■ Task instructions: Locate each line holding the string "header" and copy it.
%%
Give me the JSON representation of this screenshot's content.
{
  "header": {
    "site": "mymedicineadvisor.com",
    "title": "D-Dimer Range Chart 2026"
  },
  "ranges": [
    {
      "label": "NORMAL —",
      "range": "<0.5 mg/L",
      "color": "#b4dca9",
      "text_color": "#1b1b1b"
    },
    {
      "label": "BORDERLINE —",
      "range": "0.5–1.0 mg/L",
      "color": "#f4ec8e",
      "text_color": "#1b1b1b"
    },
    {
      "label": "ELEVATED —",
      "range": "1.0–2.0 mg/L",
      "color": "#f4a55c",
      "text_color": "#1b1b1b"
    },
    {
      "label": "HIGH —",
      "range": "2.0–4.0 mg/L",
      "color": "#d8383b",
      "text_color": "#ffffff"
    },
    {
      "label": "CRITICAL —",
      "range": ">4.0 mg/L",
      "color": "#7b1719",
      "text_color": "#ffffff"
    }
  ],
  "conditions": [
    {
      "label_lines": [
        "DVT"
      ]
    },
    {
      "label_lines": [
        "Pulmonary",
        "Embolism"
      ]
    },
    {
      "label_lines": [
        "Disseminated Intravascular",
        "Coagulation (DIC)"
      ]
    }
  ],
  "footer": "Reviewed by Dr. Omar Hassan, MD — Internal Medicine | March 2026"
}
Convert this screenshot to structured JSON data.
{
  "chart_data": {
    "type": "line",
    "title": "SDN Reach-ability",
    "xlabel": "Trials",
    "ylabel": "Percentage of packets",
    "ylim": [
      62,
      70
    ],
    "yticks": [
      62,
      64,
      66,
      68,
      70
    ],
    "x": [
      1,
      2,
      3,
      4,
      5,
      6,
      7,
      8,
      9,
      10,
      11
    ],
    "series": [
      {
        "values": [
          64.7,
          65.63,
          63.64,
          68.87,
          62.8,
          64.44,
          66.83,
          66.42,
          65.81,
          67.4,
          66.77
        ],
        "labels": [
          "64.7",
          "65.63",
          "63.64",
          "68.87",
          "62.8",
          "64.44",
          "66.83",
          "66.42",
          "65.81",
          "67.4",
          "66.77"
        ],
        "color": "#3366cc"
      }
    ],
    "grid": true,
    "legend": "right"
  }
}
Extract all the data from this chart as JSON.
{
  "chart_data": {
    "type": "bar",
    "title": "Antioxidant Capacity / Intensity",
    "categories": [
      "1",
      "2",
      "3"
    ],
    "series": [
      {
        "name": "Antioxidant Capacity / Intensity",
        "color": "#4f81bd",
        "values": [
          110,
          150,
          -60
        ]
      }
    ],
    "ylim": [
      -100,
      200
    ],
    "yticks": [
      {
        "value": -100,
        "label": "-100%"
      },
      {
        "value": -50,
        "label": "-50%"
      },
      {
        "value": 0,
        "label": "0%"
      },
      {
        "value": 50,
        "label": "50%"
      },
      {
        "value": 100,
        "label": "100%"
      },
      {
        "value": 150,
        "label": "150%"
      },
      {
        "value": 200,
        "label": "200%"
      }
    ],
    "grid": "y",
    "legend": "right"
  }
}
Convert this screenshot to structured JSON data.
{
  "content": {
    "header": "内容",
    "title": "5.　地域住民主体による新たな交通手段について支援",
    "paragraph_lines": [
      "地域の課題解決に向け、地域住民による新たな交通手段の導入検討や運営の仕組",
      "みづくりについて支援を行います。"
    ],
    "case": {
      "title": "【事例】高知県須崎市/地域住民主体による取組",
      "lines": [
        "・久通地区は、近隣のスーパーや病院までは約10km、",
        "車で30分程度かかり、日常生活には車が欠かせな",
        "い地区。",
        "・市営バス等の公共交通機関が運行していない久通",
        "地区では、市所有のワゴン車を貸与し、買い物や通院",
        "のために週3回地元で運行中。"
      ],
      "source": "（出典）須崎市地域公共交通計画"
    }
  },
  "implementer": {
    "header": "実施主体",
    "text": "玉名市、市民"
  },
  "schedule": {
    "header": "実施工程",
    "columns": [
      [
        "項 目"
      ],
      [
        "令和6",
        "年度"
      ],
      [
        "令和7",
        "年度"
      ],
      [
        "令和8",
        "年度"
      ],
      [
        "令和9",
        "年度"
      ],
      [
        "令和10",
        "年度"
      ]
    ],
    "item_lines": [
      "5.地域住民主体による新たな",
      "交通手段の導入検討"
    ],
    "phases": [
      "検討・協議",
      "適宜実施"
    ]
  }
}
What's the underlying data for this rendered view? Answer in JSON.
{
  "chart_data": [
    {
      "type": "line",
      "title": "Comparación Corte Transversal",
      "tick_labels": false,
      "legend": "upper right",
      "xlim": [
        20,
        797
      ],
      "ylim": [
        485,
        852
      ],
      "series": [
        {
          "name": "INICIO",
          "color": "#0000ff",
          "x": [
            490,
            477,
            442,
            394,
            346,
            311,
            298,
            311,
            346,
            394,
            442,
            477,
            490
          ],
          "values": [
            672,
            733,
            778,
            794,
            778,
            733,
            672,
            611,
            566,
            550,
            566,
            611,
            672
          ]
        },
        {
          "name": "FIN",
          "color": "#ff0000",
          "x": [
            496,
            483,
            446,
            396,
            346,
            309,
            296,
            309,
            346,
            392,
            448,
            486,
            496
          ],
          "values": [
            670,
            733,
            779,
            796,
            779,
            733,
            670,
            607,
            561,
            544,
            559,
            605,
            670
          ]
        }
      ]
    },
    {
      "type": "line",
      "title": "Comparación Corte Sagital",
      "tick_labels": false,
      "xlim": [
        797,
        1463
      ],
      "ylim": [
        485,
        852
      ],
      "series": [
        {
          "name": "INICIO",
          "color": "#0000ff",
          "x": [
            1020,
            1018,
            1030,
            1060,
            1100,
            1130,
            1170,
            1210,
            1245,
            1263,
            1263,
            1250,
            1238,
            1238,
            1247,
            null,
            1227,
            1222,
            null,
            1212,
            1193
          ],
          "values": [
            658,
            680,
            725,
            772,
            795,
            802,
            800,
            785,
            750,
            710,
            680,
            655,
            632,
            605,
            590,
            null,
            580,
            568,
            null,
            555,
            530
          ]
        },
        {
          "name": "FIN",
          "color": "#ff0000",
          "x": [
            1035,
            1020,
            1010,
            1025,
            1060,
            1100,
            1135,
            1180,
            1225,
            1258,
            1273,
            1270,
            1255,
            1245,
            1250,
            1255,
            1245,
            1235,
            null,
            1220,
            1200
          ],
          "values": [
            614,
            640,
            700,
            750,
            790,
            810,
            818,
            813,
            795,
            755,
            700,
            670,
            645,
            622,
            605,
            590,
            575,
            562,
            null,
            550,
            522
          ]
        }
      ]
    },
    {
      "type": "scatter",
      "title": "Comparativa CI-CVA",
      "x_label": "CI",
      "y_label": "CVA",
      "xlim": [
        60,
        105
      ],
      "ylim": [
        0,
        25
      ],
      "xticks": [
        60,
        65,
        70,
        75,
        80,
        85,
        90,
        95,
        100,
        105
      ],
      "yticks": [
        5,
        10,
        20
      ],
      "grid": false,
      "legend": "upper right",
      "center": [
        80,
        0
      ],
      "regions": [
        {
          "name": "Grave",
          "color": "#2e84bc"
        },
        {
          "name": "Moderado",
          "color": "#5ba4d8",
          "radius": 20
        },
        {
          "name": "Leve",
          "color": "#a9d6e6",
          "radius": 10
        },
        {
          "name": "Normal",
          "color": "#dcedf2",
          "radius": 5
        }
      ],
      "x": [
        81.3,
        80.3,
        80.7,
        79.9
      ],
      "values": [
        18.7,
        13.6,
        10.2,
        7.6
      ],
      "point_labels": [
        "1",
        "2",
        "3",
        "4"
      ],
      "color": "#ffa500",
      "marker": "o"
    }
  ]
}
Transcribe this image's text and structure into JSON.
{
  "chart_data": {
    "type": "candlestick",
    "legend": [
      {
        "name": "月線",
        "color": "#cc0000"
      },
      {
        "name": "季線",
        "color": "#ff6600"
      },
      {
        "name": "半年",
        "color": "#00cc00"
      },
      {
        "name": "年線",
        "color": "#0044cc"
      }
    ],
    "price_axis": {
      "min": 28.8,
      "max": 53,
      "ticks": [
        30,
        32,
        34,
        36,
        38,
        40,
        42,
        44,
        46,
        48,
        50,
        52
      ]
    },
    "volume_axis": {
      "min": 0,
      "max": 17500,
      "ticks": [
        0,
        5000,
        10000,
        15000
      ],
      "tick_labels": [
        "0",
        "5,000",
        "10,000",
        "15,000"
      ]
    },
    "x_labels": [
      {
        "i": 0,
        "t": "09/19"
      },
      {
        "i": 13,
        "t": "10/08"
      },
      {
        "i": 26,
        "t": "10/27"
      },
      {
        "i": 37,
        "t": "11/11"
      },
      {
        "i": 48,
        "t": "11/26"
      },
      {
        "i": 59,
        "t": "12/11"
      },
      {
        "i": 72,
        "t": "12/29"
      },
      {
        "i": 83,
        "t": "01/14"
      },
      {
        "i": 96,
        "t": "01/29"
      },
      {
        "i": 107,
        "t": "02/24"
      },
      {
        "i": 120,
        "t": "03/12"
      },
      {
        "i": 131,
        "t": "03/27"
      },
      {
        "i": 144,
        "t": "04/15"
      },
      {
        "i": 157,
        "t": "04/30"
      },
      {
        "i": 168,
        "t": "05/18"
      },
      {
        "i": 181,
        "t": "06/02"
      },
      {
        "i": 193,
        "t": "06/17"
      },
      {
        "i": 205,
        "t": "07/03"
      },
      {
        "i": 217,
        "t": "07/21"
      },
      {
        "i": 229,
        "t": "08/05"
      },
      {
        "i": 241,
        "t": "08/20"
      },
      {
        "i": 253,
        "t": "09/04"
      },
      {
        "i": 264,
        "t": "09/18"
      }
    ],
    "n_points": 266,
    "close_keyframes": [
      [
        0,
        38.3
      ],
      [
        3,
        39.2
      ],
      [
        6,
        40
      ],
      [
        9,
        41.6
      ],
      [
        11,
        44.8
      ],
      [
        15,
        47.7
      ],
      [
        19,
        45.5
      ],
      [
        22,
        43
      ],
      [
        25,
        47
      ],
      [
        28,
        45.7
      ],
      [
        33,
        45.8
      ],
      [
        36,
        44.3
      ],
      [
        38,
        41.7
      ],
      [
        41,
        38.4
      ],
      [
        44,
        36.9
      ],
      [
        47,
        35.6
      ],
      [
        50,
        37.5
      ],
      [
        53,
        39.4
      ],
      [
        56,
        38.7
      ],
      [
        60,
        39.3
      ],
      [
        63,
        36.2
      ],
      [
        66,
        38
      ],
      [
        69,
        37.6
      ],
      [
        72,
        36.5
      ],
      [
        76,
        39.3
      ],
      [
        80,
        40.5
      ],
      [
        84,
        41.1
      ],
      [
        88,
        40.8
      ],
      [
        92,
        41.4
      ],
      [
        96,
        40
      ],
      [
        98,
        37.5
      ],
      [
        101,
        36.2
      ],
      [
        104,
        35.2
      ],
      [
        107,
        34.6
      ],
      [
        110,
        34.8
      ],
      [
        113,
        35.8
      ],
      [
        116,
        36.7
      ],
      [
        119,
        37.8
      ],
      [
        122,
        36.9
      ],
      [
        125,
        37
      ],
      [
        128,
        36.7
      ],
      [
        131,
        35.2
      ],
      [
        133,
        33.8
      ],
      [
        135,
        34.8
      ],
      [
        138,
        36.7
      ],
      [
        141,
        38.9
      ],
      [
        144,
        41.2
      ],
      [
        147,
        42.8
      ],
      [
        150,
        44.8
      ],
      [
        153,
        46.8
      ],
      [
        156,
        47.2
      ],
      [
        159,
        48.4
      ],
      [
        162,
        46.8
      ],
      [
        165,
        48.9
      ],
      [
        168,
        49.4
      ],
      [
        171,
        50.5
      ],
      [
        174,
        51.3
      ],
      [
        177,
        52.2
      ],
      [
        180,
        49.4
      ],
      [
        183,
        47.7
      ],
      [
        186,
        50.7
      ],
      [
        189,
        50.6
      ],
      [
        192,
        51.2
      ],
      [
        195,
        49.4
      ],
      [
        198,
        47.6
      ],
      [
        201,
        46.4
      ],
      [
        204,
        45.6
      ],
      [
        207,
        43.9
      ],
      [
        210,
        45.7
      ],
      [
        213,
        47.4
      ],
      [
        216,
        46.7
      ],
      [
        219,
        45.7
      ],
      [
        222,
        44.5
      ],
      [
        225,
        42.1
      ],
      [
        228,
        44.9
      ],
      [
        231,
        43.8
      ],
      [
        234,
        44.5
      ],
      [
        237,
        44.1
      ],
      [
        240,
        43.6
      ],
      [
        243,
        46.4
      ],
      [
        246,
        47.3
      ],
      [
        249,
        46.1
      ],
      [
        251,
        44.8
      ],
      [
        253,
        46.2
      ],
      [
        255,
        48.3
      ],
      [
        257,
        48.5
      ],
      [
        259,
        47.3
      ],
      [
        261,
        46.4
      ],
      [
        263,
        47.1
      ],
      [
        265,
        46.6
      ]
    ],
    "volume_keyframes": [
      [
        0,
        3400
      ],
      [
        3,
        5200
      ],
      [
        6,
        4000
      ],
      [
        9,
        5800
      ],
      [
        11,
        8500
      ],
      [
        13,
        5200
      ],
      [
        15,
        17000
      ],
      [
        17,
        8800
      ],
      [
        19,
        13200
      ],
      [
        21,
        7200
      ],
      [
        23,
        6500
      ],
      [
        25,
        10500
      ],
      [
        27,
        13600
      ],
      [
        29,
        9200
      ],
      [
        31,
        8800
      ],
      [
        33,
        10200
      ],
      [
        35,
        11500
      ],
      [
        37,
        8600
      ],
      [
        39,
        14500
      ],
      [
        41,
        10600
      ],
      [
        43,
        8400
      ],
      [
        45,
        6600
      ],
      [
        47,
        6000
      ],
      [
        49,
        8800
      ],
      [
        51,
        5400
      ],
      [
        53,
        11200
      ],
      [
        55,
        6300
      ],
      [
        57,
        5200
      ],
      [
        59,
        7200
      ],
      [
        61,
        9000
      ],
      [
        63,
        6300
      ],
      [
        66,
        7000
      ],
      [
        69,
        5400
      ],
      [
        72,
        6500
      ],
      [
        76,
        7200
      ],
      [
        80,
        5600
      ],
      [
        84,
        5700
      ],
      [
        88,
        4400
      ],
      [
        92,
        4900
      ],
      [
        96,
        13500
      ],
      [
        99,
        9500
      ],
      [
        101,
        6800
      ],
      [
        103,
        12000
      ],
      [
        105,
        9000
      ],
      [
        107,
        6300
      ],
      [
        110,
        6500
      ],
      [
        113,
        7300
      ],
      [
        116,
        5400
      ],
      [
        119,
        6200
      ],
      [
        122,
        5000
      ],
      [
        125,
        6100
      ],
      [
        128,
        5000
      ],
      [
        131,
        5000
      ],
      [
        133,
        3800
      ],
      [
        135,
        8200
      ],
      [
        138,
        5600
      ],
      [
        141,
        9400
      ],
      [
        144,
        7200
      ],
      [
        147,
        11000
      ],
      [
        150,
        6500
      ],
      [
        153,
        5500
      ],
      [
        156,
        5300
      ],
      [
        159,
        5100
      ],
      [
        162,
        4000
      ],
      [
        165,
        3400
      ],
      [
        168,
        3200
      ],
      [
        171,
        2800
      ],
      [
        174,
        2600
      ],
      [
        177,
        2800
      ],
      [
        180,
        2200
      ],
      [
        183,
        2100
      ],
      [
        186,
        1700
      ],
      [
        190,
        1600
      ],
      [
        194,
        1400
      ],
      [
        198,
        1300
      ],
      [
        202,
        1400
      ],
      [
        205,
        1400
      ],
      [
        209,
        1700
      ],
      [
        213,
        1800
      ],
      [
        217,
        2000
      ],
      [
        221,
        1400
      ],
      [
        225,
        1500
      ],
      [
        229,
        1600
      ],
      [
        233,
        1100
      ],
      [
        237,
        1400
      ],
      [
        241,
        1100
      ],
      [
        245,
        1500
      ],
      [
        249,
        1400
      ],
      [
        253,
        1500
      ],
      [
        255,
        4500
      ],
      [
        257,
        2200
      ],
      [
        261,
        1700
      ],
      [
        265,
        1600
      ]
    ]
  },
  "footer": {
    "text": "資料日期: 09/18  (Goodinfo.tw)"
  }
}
%%
■ The completed task:
  "header": {
    "header": "内容",
    "header": "実施主体",
    "header": "実施工程",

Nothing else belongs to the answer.